Figure contents as structured data
═══

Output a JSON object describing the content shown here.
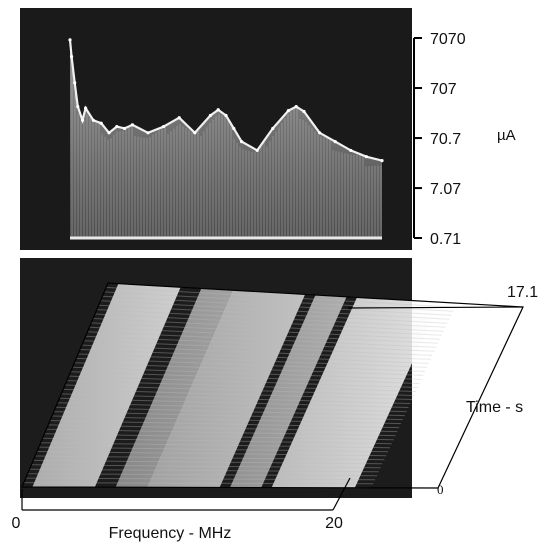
{
  "chart_data": [
    {
      "type": "line",
      "title": "",
      "y_unit": "µA",
      "y_scale": "log",
      "y_ticks": [
        "7070",
        "707",
        "70.7",
        "7.07",
        "0.71"
      ],
      "ylim": [
        0.71,
        7070
      ],
      "x": [
        0.0,
        0.1,
        0.3,
        0.5,
        0.8,
        1.0,
        1.5,
        2.0,
        2.5,
        3.0,
        3.5,
        4.0,
        5.0,
        6.0,
        7.0,
        8.0,
        9.0,
        9.5,
        10.0,
        10.5,
        11.0,
        12.0,
        13.0,
        14.0,
        14.5,
        15.0,
        16.0,
        17.0,
        18.0,
        19.0,
        20.0
      ],
      "series": [
        {
          "values": [
            6500,
            3000,
            900,
            300,
            160,
            280,
            160,
            140,
            90,
            120,
            110,
            130,
            90,
            120,
            180,
            90,
            200,
            260,
            200,
            110,
            60,
            40,
            110,
            250,
            300,
            240,
            90,
            60,
            40,
            30,
            25
          ]
        }
      ],
      "background": "dark",
      "trace_color": "#f0f0f0"
    },
    {
      "type": "waterfall",
      "title": "",
      "xlabel": "Frequency - MHz",
      "x_ticks": [
        "0",
        "20"
      ],
      "xlim": [
        0,
        20
      ],
      "zlabel": "Time - s",
      "z_ticks": [
        "0",
        "17.1"
      ],
      "zlim": [
        0,
        17.1
      ],
      "bands": [
        {
          "from": 0.5,
          "to": 3.5,
          "level": 0.8
        },
        {
          "from": 4.5,
          "to": 6.0,
          "level": 0.45
        },
        {
          "from": 6.0,
          "to": 9.5,
          "level": 0.7
        },
        {
          "from": 10.0,
          "to": 11.5,
          "level": 0.55
        },
        {
          "from": 12.0,
          "to": 16.0,
          "level": 0.95
        }
      ],
      "background": "dark"
    }
  ]
}
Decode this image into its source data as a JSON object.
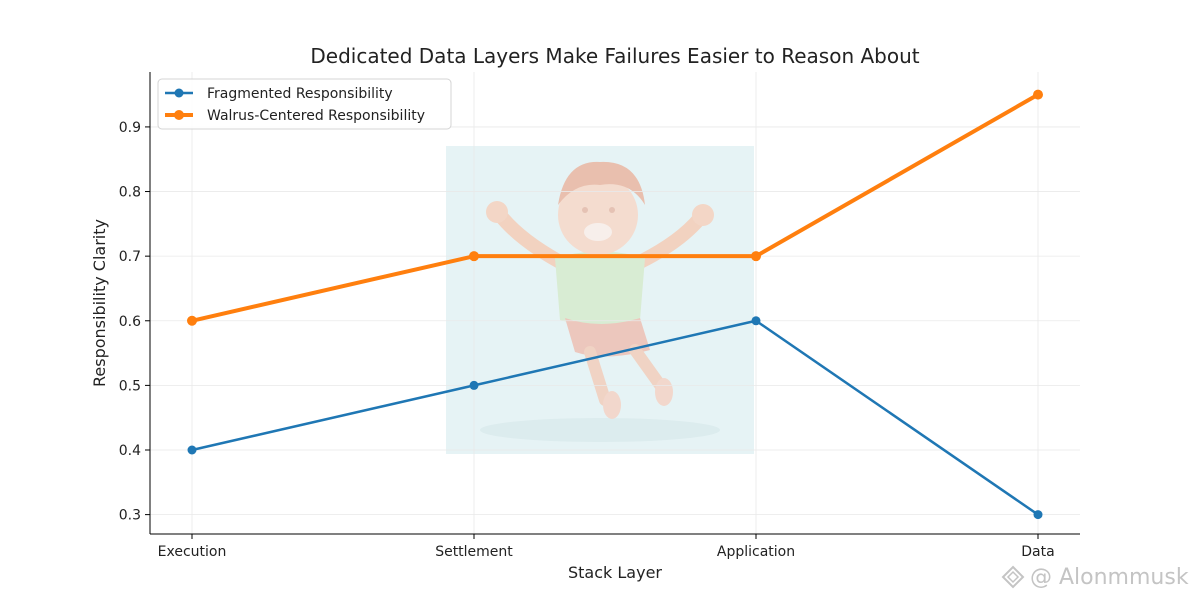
{
  "chart_data": {
    "type": "line",
    "title": "Dedicated Data Layers Make Failures Easier to Reason About",
    "xlabel": "Stack Layer",
    "ylabel": "Responsibility Clarity",
    "categories": [
      "Execution",
      "Settlement",
      "Application",
      "Data"
    ],
    "ylim": [
      0.27,
      0.985
    ],
    "yticks": [
      0.3,
      0.4,
      0.5,
      0.6,
      0.7,
      0.8,
      0.9
    ],
    "grid": true,
    "legend_position": "top-left",
    "series": [
      {
        "name": "Fragmented Responsibility",
        "values": [
          0.4,
          0.5,
          0.6,
          0.3
        ],
        "color": "#1f77b4"
      },
      {
        "name": "Walrus-Centered Responsibility",
        "values": [
          0.6,
          0.7,
          0.7,
          0.95
        ],
        "color": "#ff7f0e"
      }
    ]
  },
  "watermark": {
    "text": "@ Alonmmusk",
    "icon": "binance-logo-icon"
  },
  "background_image": {
    "description_icon": "cartoon-boy-jumping-icon"
  }
}
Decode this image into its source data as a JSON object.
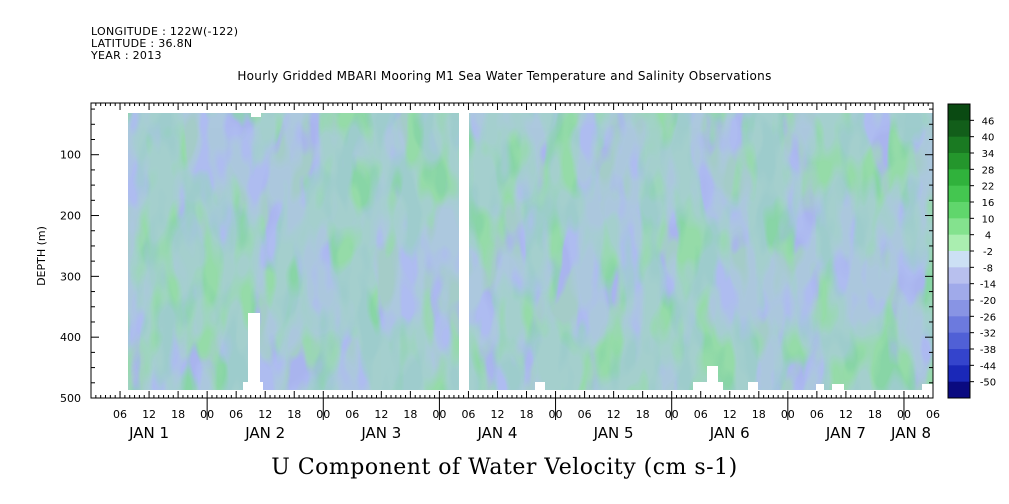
{
  "header": {
    "longitude": "LONGITUDE : 122W(-122)",
    "latitude": "LATITUDE : 36.8N",
    "year": "YEAR : 2013"
  },
  "chart_data": {
    "type": "heatmap",
    "title": "Hourly Gridded MBARI Mooring M1 Sea Water Temperature and Salinity Observations",
    "xlabel": "U Component of Water Velocity (cm s-1)",
    "ylabel": "DEPTH (m)",
    "ylim": [
      500,
      0
    ],
    "y_ticks": [
      100,
      200,
      300,
      400,
      500
    ],
    "x_range_hours": [
      "JAN 1 00",
      "JAN 8 06"
    ],
    "x_hour_ticks": [
      "06",
      "12",
      "18",
      "00",
      "06",
      "12",
      "18",
      "00",
      "06",
      "12",
      "18",
      "00",
      "06",
      "12",
      "18",
      "00",
      "06",
      "12",
      "18",
      "00",
      "06",
      "12",
      "18",
      "00",
      "06",
      "12",
      "18",
      "00",
      "06"
    ],
    "x_day_labels": [
      "JAN  1",
      "JAN  2",
      "JAN  3",
      "JAN  4",
      "JAN  5",
      "JAN  6",
      "JAN  7",
      "JAN  8"
    ],
    "colorbar_levels": [
      "46",
      "40",
      "34",
      "28",
      "22",
      "16",
      "10",
      "4",
      "-2",
      "-8",
      "-14",
      "-20",
      "-26",
      "-32",
      "-38",
      "-44",
      "-50"
    ],
    "colors": {
      "positive_light": "#c0f0c0",
      "positive_mid": "#80e090",
      "positive_dark": "#1a6e28",
      "negative_light": "#b8c0f0",
      "negative_mid": "#8090e8",
      "negative_dark": "#0a0a80"
    },
    "data_gaps": [
      "JAN 4 ~00-01 (all depths)"
    ]
  }
}
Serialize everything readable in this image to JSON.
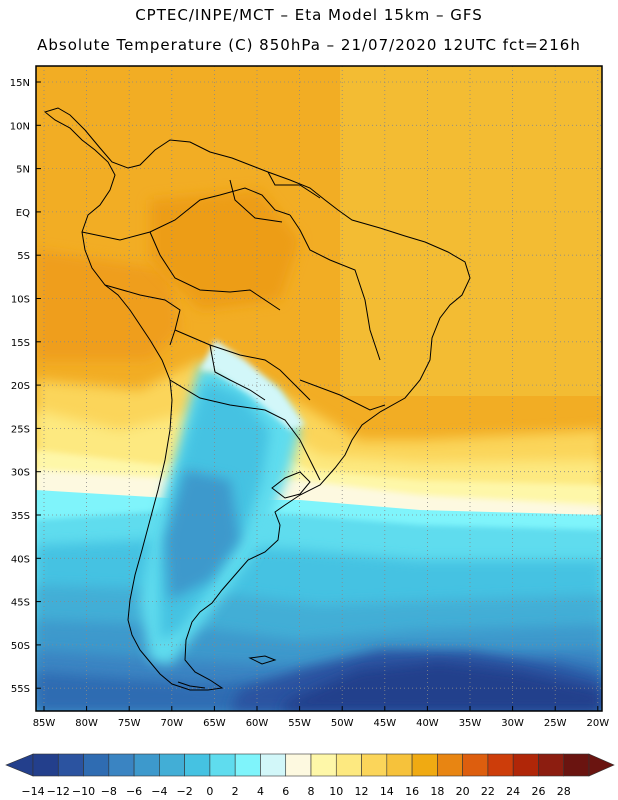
{
  "header": {
    "line1": "CPTEC/INPE/MCT –  Eta Model 15km – GFS",
    "line2": "Absolute Temperature (C) 850hPa – 21/07/2020 12UTC fct=216h"
  },
  "map": {
    "lat_labels": [
      "15N",
      "10N",
      "5N",
      "EQ",
      "5S",
      "10S",
      "15S",
      "20S",
      "25S",
      "30S",
      "35S",
      "40S",
      "45S",
      "50S",
      "55S"
    ],
    "lon_labels": [
      "85W",
      "80W",
      "75W",
      "70W",
      "65W",
      "60W",
      "55W",
      "50W",
      "45W",
      "40W",
      "35W",
      "30W",
      "25W",
      "20W"
    ]
  },
  "colorbar": {
    "labels": [
      "-14",
      "-12",
      "-10",
      "-8",
      "-6",
      "-4",
      "-2",
      "0",
      "2",
      "4",
      "6",
      "8",
      "10",
      "12",
      "14",
      "16",
      "18",
      "20",
      "22",
      "24",
      "26",
      "28"
    ],
    "colors": [
      "#233f8c",
      "#2b53a0",
      "#2f6cb2",
      "#3a84c2",
      "#3d99cc",
      "#42aed6",
      "#45c2e2",
      "#5fdcee",
      "#7ff4fb",
      "#d2f7f9",
      "#fdf9e0",
      "#fef7a8",
      "#fde980",
      "#fbd55a",
      "#f6c23b",
      "#f0aa12",
      "#e88512",
      "#dd5e0e",
      "#cd3d0a",
      "#b02608",
      "#8c1d10",
      "#6a1410"
    ]
  }
}
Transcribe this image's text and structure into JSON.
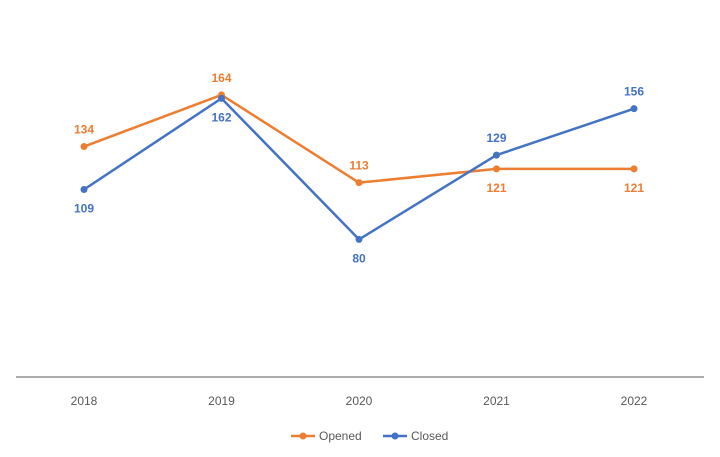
{
  "chart_data": {
    "type": "line",
    "title": "",
    "xlabel": "",
    "ylabel": "",
    "categories": [
      "2018",
      "2019",
      "2020",
      "2021",
      "2022"
    ],
    "series": [
      {
        "name": "Opened",
        "values": [
          134,
          164,
          113,
          121,
          121
        ],
        "color": "#ED7D31"
      },
      {
        "name": "Closed",
        "values": [
          109,
          162,
          80,
          129,
          156
        ],
        "color": "#4472C4"
      }
    ],
    "ylim": [
      0,
      180
    ],
    "grid": false,
    "legend": "bottom"
  }
}
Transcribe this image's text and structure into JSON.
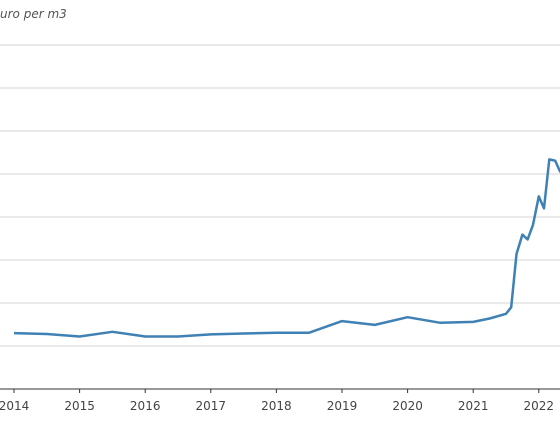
{
  "chart_data": {
    "type": "line",
    "unit_label": "uro per m3",
    "x_tick_labels": [
      "2014",
      "2015",
      "2016",
      "2017",
      "2018",
      "2019",
      "2020",
      "2021",
      "2022"
    ],
    "x_ticks": [
      2014,
      2015,
      2016,
      2017,
      2018,
      2019,
      2020,
      2021,
      2022
    ],
    "xlim": [
      2014.0,
      2022.4
    ],
    "ylim": [
      0,
      8
    ],
    "y_grid": [
      1,
      2,
      3,
      4,
      5,
      6,
      7,
      8
    ],
    "grid": true,
    "series": [
      {
        "color": "#3f81b4",
        "points": [
          [
            2014.0,
            1.3
          ],
          [
            2014.5,
            1.28
          ],
          [
            2015.0,
            1.22
          ],
          [
            2015.5,
            1.33
          ],
          [
            2016.0,
            1.22
          ],
          [
            2016.5,
            1.22
          ],
          [
            2017.0,
            1.27
          ],
          [
            2017.5,
            1.29
          ],
          [
            2018.0,
            1.31
          ],
          [
            2018.5,
            1.31
          ],
          [
            2019.0,
            1.58
          ],
          [
            2019.5,
            1.49
          ],
          [
            2020.0,
            1.67
          ],
          [
            2020.5,
            1.54
          ],
          [
            2021.0,
            1.56
          ],
          [
            2021.25,
            1.64
          ],
          [
            2021.5,
            1.75
          ],
          [
            2021.58,
            1.9
          ],
          [
            2021.66,
            3.14
          ],
          [
            2021.75,
            3.59
          ],
          [
            2021.83,
            3.48
          ],
          [
            2021.91,
            3.81
          ],
          [
            2022.0,
            4.48
          ],
          [
            2022.08,
            4.2
          ],
          [
            2022.16,
            5.34
          ],
          [
            2022.25,
            5.31
          ],
          [
            2022.33,
            5.04
          ]
        ]
      }
    ]
  }
}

═══

» EXERCISE DIRECTIONS:
Answer only with how many lines in the records include "Responsibility".

» REPLY:
3